*What you should do:* Check each line of the material below for "content". Report how many have it, with no other words.

*Records for the task:*
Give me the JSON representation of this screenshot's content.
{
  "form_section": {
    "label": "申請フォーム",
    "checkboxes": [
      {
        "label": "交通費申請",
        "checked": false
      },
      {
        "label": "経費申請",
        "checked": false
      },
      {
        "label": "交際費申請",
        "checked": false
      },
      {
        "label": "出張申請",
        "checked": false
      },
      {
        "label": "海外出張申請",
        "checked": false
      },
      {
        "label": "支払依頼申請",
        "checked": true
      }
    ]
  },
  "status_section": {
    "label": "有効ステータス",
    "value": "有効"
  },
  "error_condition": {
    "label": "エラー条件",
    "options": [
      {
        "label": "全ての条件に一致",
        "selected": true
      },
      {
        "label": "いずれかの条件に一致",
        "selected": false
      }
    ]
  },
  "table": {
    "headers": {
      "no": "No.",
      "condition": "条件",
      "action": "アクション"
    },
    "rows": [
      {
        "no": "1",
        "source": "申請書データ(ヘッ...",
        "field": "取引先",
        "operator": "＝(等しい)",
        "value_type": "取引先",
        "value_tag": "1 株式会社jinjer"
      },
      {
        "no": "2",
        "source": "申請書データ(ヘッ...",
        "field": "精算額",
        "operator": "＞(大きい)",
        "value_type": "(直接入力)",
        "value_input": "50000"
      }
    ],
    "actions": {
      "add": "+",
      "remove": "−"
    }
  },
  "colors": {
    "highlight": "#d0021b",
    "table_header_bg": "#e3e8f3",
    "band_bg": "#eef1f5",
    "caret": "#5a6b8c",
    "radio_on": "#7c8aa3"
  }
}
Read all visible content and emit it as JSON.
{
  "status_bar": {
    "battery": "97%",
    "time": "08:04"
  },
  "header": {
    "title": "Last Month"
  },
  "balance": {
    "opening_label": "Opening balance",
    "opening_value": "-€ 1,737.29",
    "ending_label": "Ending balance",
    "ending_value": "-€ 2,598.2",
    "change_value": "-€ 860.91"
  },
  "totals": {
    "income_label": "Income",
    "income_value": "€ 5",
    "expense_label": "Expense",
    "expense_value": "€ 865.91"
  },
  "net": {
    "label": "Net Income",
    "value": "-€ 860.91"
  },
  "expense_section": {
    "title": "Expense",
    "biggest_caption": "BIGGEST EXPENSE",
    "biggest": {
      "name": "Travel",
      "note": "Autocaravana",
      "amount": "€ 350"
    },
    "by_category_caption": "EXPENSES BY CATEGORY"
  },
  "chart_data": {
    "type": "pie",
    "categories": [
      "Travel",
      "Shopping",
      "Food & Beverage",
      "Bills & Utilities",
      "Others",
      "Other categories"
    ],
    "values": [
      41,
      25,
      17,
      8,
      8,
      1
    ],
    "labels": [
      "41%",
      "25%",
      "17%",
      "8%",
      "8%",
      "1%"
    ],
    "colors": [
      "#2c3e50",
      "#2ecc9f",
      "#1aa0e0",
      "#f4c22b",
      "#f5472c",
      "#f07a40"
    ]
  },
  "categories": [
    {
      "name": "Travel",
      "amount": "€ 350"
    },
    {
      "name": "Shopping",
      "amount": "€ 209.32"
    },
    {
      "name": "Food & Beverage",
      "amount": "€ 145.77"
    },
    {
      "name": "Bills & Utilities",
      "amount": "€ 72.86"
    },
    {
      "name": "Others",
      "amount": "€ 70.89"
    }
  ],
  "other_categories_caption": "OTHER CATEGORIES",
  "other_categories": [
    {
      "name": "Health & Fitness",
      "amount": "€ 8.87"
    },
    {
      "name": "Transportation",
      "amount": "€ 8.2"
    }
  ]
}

*In response:* 2